* WORK TO COMPLETE *
Repeat the records in full and exactly, omitting pictures.

* RECORDS FOR THIS TASK *
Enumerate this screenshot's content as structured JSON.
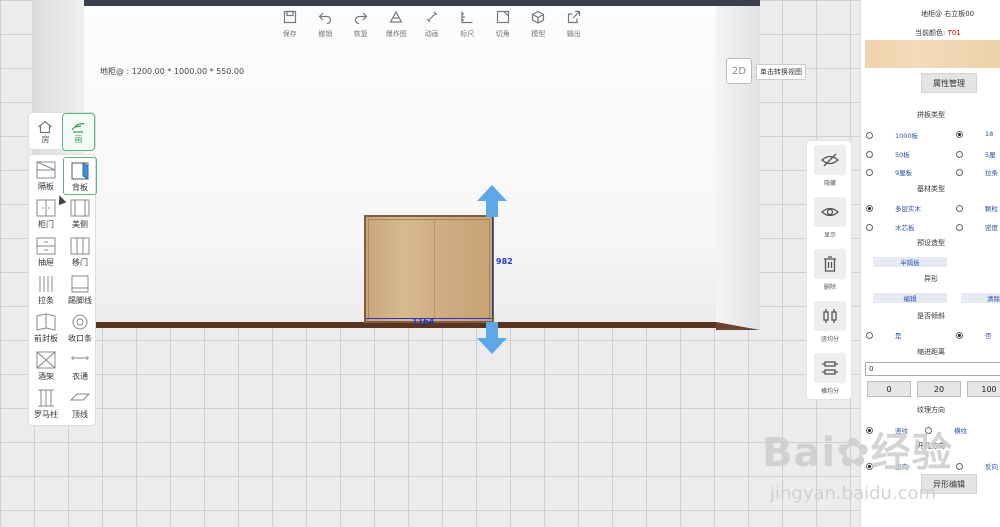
{
  "toolbar": {
    "items": [
      {
        "icon": "save-icon",
        "label": "保存"
      },
      {
        "icon": "undo-icon",
        "label": "撤销"
      },
      {
        "icon": "redo-icon",
        "label": "恢复"
      },
      {
        "icon": "explode-icon",
        "label": "爆炸图"
      },
      {
        "icon": "animation-icon",
        "label": "动画"
      },
      {
        "icon": "ruler-icon",
        "label": "标尺"
      },
      {
        "icon": "crop-icon",
        "label": "切角"
      },
      {
        "icon": "cube-icon",
        "label": "模型"
      },
      {
        "icon": "export-icon",
        "label": "输出"
      }
    ]
  },
  "canvas": {
    "dimensions_text": "地柜@ : 1200.00 * 1000.00 * 550.00",
    "btn_2d": "2D",
    "tip_2d": "单击转换视图",
    "width_label": "1164",
    "height_label": "982"
  },
  "left_panel": {
    "modes": [
      {
        "icon": "house-icon",
        "label": "房"
      },
      {
        "icon": "paint-icon",
        "label": "画"
      }
    ],
    "items": [
      {
        "icon": "partition-icon",
        "label": "隔板"
      },
      {
        "icon": "backboard-icon",
        "label": "背板"
      },
      {
        "icon": "cabinet-door-icon",
        "label": "柜门"
      },
      {
        "icon": "side-panel-icon",
        "label": "美侧"
      },
      {
        "icon": "drawer-icon",
        "label": "抽屉"
      },
      {
        "icon": "sliding-door-icon",
        "label": "移门"
      },
      {
        "icon": "strip-icon",
        "label": "拉条"
      },
      {
        "icon": "kickboard-icon",
        "label": "踢脚线"
      },
      {
        "icon": "front-seal-icon",
        "label": "前封板"
      },
      {
        "icon": "edge-strip-icon",
        "label": "收口条"
      },
      {
        "icon": "wine-rack-icon",
        "label": "酒架"
      },
      {
        "icon": "hanger-rod-icon",
        "label": "衣通"
      },
      {
        "icon": "roman-pillar-icon",
        "label": "罗马柱"
      },
      {
        "icon": "top-line-icon",
        "label": "顶线"
      }
    ]
  },
  "side_tools": [
    {
      "icon": "hide-icon",
      "label": "隐藏"
    },
    {
      "icon": "show-icon",
      "label": "显示"
    },
    {
      "icon": "delete-icon",
      "label": "删除"
    },
    {
      "icon": "vertical-split-icon",
      "label": "竖均分"
    },
    {
      "icon": "horizontal-split-icon",
      "label": "横均分"
    }
  ],
  "props": {
    "title": "地柜@ 右立板00",
    "color_label": "当前颜色:",
    "color_code": "T01",
    "attr_button": "属性管理",
    "panel_type": {
      "title": "拼板类型",
      "options": [
        "1000板",
        "18",
        "50板",
        "5厘",
        "9厘板",
        "拉条"
      ]
    },
    "material": {
      "title": "基材类型",
      "options": [
        "多层实木",
        "颗粒",
        "木芯板",
        "密度"
      ]
    },
    "preset": {
      "title": "预设造型",
      "button": "半隔板"
    },
    "shape": {
      "title": "异形",
      "edit": "编辑",
      "clear": "清除"
    },
    "tilt": {
      "title": "是否倾斜",
      "yes": "是",
      "no": "否"
    },
    "indent": {
      "title": "缩进距离",
      "value": "0",
      "options": [
        "0",
        "20",
        "100"
      ]
    },
    "grain": {
      "title": "纹理方向",
      "vertical": "竖纹",
      "horizontal": "横纹"
    },
    "hole": {
      "title": "开孔方向",
      "front": "正向",
      "back": "反向"
    },
    "shape_edit_button": "异形编辑"
  },
  "watermark": {
    "main": "Bai✿经验",
    "sub": "jingyan.baidu.com"
  },
  "colors": {
    "accent_green": "#5bb37f",
    "arrow_blue": "#5ea7e8",
    "dim_blue": "#2a36c9",
    "highlight_red": "#cc0000"
  }
}
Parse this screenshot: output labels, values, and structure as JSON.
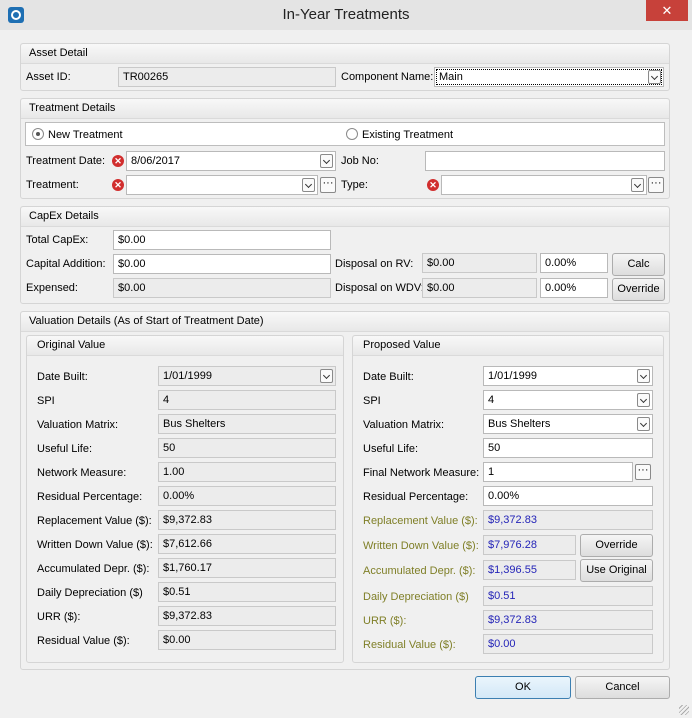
{
  "window": {
    "title": "In-Year Treatments",
    "close_glyph": "✕"
  },
  "asset_detail": {
    "header": "Asset Detail",
    "asset_id_label": "Asset ID:",
    "asset_id_value": "TR00265",
    "component_label": "Component Name:",
    "component_value": "Main"
  },
  "treatment_details": {
    "header": "Treatment Details",
    "radio_new": "New Treatment",
    "radio_existing": "Existing Treatment",
    "selected": "New Treatment",
    "date_label": "Treatment Date:",
    "date_value": "8/06/2017",
    "job_label": "Job No:",
    "job_value": "",
    "treatment_label": "Treatment:",
    "treatment_value": "",
    "type_label": "Type:",
    "type_value": "",
    "ellipsis": "···",
    "error_glyph": "✕"
  },
  "capex": {
    "header": "CapEx Details",
    "total_label": "Total CapEx:",
    "total_value": "$0.00",
    "addition_label": "Capital Addition:",
    "addition_value": "$0.00",
    "expensed_label": "Expensed:",
    "expensed_value": "$0.00",
    "disposal_rv_label": "Disposal on RV:",
    "disposal_rv_value": "$0.00",
    "disposal_rv_pct": "0.00%",
    "disposal_wdv_label": "Disposal on WDV:",
    "disposal_wdv_value": "$0.00",
    "disposal_wdv_pct": "0.00%",
    "calc_button": "Calc",
    "override_button": "Override"
  },
  "valuation": {
    "header": "Valuation Details (As of Start of Treatment Date)",
    "original": {
      "header": "Original Value",
      "date_built_label": "Date Built:",
      "date_built": "1/01/1999",
      "spi_label": "SPI",
      "spi": "4",
      "matrix_label": "Valuation Matrix:",
      "matrix": "Bus Shelters",
      "useful_life_label": "Useful Life:",
      "useful_life": "50",
      "network_label": "Network Measure:",
      "network": "1.00",
      "residual_pct_label": "Residual Percentage:",
      "residual_pct": "0.00%",
      "replacement_label": "Replacement Value ($):",
      "replacement": "$9,372.83",
      "wdv_label": "Written Down Value ($):",
      "wdv": "$7,612.66",
      "acc_depr_label": "Accumulated Depr. ($):",
      "acc_depr": "$1,760.17",
      "daily_label": "Daily Depreciation ($)",
      "daily": "$0.51",
      "urr_label": "URR ($):",
      "urr": "$9,372.83",
      "residual_value_label": "Residual Value ($):",
      "residual_value": "$0.00"
    },
    "proposed": {
      "header": "Proposed Value",
      "date_built_label": "Date Built:",
      "date_built": "1/01/1999",
      "spi_label": "SPI",
      "spi": "4",
      "matrix_label": "Valuation Matrix:",
      "matrix": "Bus Shelters",
      "useful_life_label": "Useful Life:",
      "useful_life": "50",
      "network_label": "Final Network Measure:",
      "network": "1",
      "residual_pct_label": "Residual Percentage:",
      "residual_pct": "0.00%",
      "replacement_label": "Replacement Value ($):",
      "replacement": "$9,372.83",
      "wdv_label": "Written Down Value ($):",
      "wdv": "$7,976.28",
      "acc_depr_label": "Accumulated Depr. ($):",
      "acc_depr": "$1,396.55",
      "daily_label": "Daily Depreciation  ($)",
      "daily": "$0.51",
      "urr_label": "URR ($):",
      "urr": "$9,372.83",
      "residual_value_label": "Residual Value ($):",
      "residual_value": "$0.00",
      "override_button": "Override",
      "use_original_button": "Use Original"
    }
  },
  "footer": {
    "ok": "OK",
    "cancel": "Cancel"
  },
  "colors": {
    "olive_label": "#7f7f27",
    "blue_value": "#2424b8",
    "error": "#d12e2e",
    "close": "#c7413a"
  }
}
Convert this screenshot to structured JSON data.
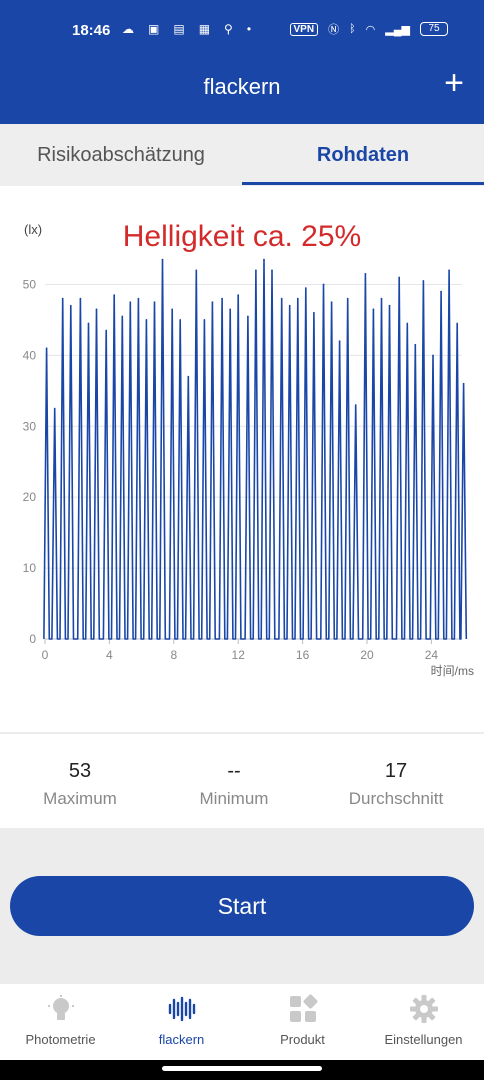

* EXERCISE SOLUTION *
Enumerate this screenshot's content as structured JSON.
{
  "toolbar": {
    "items": [
      {
        "icon": "save-icon",
        "label": "保存"
      },
      {
        "icon": "undo-icon",
        "label": "撤销"
      },
      {
        "icon": "redo-icon",
        "label": "恢复"
      },
      {
        "icon": "explode-icon",
        "label": "爆炸图"
      },
      {
        "icon": "animation-icon",
        "label": "动画"
      },
      {
        "icon": "ruler-icon",
        "label": "标尺"
      },
      {
        "icon": "crop-icon",
        "label": "切角"
      },
      {
        "icon": "cube-icon",
        "label": "模型"
      },
      {
        "icon": "export-icon",
        "label": "输出"
      }
    ]
  },
  "canvas": {
    "dimensions_text": "地柜@ : 1200.00 * 1000.00 * 550.00",
    "btn_2d": "2D",
    "tip_2d": "单击转换视图",
    "width_label": "1164",
    "height_label": "982"
  },
  "left_panel": {
    "modes": [
      {
        "icon": "house-icon",
        "label": "房"
      },
      {
        "icon": "paint-icon",
        "label": "画"
      }
    ],
    "items": [
      {
        "icon": "partition-icon",
        "label": "隔板"
      },
      {
        "icon": "backboard-icon",
        "label": "背板"
      },
      {
        "icon": "cabinet-door-icon",
        "label": "柜门"
      },
      {
        "icon": "side-panel-icon",
        "label": "美侧"
      },
      {
        "icon": "drawer-icon",
        "label": "抽屉"
      },
      {
        "icon": "sliding-door-icon",
        "label": "移门"
      },
      {
        "icon": "strip-icon",
        "label": "拉条"
      },
      {
        "icon": "kickboard-icon",
        "label": "踢脚线"
      },
      {
        "icon": "front-seal-icon",
        "label": "前封板"
      },
      {
        "icon": "edge-strip-icon",
        "label": "收口条"
      },
      {
        "icon": "wine-rack-icon",
        "label": "酒架"
      },
      {
        "icon": "hanger-rod-icon",
        "label": "衣通"
      },
      {
        "icon": "roman-pillar-icon",
        "label": "罗马柱"
      },
      {
        "icon": "top-line-icon",
        "label": "顶线"
      }
    ]
  },
  "side_tools": [
    {
      "icon": "hide-icon",
      "label": "隐藏"
    },
    {
      "icon": "show-icon",
      "label": "显示"
    },
    {
      "icon": "delete-icon",
      "label": "删除"
    },
    {
      "icon": "vertical-split-icon",
      "label": "竖均分"
    },
    {
      "icon": "horizontal-split-icon",
      "label": "横均分"
    }
  ],
  "props": {
    "title": "地柜@ 右立板00",
    "color_label": "当前颜色:",
    "color_code": "T01",
    "attr_button": "属性管理",
    "panel_type": {
      "title": "拼板类型",
      "options": [
        "1000板",
        "18",
        "50板",
        "5厘",
        "9厘板",
        "拉条"
      ]
    },
    "material": {
      "title": "基材类型",
      "options": [
        "多层实木",
        "颗粒",
        "木芯板",
        "密度"
      ]
    },
    "preset": {
      "title": "预设造型",
      "button": "半隔板"
    },
    "shape": {
      "title": "异形",
      "edit": "编辑",
      "clear": "清除"
    },
    "tilt": {
      "title": "是否倾斜",
      "yes": "是",
      "no": "否"
    },
    "indent": {
      "title": "缩进距离",
      "value": "0",
      "options": [
        "0",
        "20",
        "100"
      ]
    },
    "grain": {
      "title": "纹理方向",
      "vertical": "竖纹",
      "horizontal": "横纹"
    },
    "hole": {
      "title": "开孔方向",
      "front": "正向",
      "back": "反向"
    },
    "shape_edit_button": "异形编辑"
  },
  "watermark": {
    "main": "Bai✿经验",
    "sub": "jingyan.baidu.com"
  },
  "colors": {
    "accent_green": "#5bb37f",
    "arrow_blue": "#5ea7e8",
    "dim_blue": "#2a36c9",
    "highlight_red": "#cc0000"
  }
}
Parse this screenshot: output labels, values, and structure as JSON.
{
  "window": {
    "title": "In-Year Treatments",
    "close_glyph": "✕"
  },
  "asset_detail": {
    "header": "Asset Detail",
    "asset_id_label": "Asset ID:",
    "asset_id_value": "TR00265",
    "component_label": "Component Name:",
    "component_value": "Main"
  },
  "treatment_details": {
    "header": "Treatment Details",
    "radio_new": "New Treatment",
    "radio_existing": "Existing Treatment",
    "selected": "New Treatment",
    "date_label": "Treatment Date:",
    "date_value": "8/06/2017",
    "job_label": "Job No:",
    "job_value": "",
    "treatment_label": "Treatment:",
    "treatment_value": "",
    "type_label": "Type:",
    "type_value": "",
    "ellipsis": "···",
    "error_glyph": "✕"
  },
  "capex": {
    "header": "CapEx Details",
    "total_label": "Total CapEx:",
    "total_value": "$0.00",
    "addition_label": "Capital Addition:",
    "addition_value": "$0.00",
    "expensed_label": "Expensed:",
    "expensed_value": "$0.00",
    "disposal_rv_label": "Disposal on RV:",
    "disposal_rv_value": "$0.00",
    "disposal_rv_pct": "0.00%",
    "disposal_wdv_label": "Disposal on WDV:",
    "disposal_wdv_value": "$0.00",
    "disposal_wdv_pct": "0.00%",
    "calc_button": "Calc",
    "override_button": "Override"
  },
  "valuation": {
    "header": "Valuation Details (As of Start of Treatment Date)",
    "original": {
      "header": "Original Value",
      "date_built_label": "Date Built:",
      "date_built": "1/01/1999",
      "spi_label": "SPI",
      "spi": "4",
      "matrix_label": "Valuation Matrix:",
      "matrix": "Bus Shelters",
      "useful_life_label": "Useful Life:",
      "useful_life": "50",
      "network_label": "Network Measure:",
      "network": "1.00",
      "residual_pct_label": "Residual Percentage:",
      "residual_pct": "0.00%",
      "replacement_label": "Replacement Value ($):",
      "replacement": "$9,372.83",
      "wdv_label": "Written Down Value ($):",
      "wdv": "$7,612.66",
      "acc_depr_label": "Accumulated Depr. ($):",
      "acc_depr": "$1,760.17",
      "daily_label": "Daily Depreciation ($)",
      "daily": "$0.51",
      "urr_label": "URR ($):",
      "urr": "$9,372.83",
      "residual_value_label": "Residual Value ($):",
      "residual_value": "$0.00"
    },
    "proposed": {
      "header": "Proposed Value",
      "date_built_label": "Date Built:",
      "date_built": "1/01/1999",
      "spi_label": "SPI",
      "spi": "4",
      "matrix_label": "Valuation Matrix:",
      "matrix": "Bus Shelters",
      "useful_life_label": "Useful Life:",
      "useful_life": "50",
      "network_label": "Final Network Measure:",
      "network": "1",
      "residual_pct_label": "Residual Percentage:",
      "residual_pct": "0.00%",
      "replacement_label": "Replacement Value ($):",
      "replacement": "$9,372.83",
      "wdv_label": "Written Down Value ($):",
      "wdv": "$7,976.28",
      "acc_depr_label": "Accumulated Depr. ($):",
      "acc_depr": "$1,396.55",
      "daily_label": "Daily Depreciation  ($)",
      "daily": "$0.51",
      "urr_label": "URR ($):",
      "urr": "$9,372.83",
      "residual_value_label": "Residual Value ($):",
      "residual_value": "$0.00",
      "override_button": "Override",
      "use_original_button": "Use Original"
    }
  },
  "footer": {
    "ok": "OK",
    "cancel": "Cancel"
  },
  "colors": {
    "olive_label": "#7f7f27",
    "blue_value": "#2424b8",
    "error": "#d12e2e",
    "close": "#c7413a"
  }
}
Convert this screenshot to structured JSON data.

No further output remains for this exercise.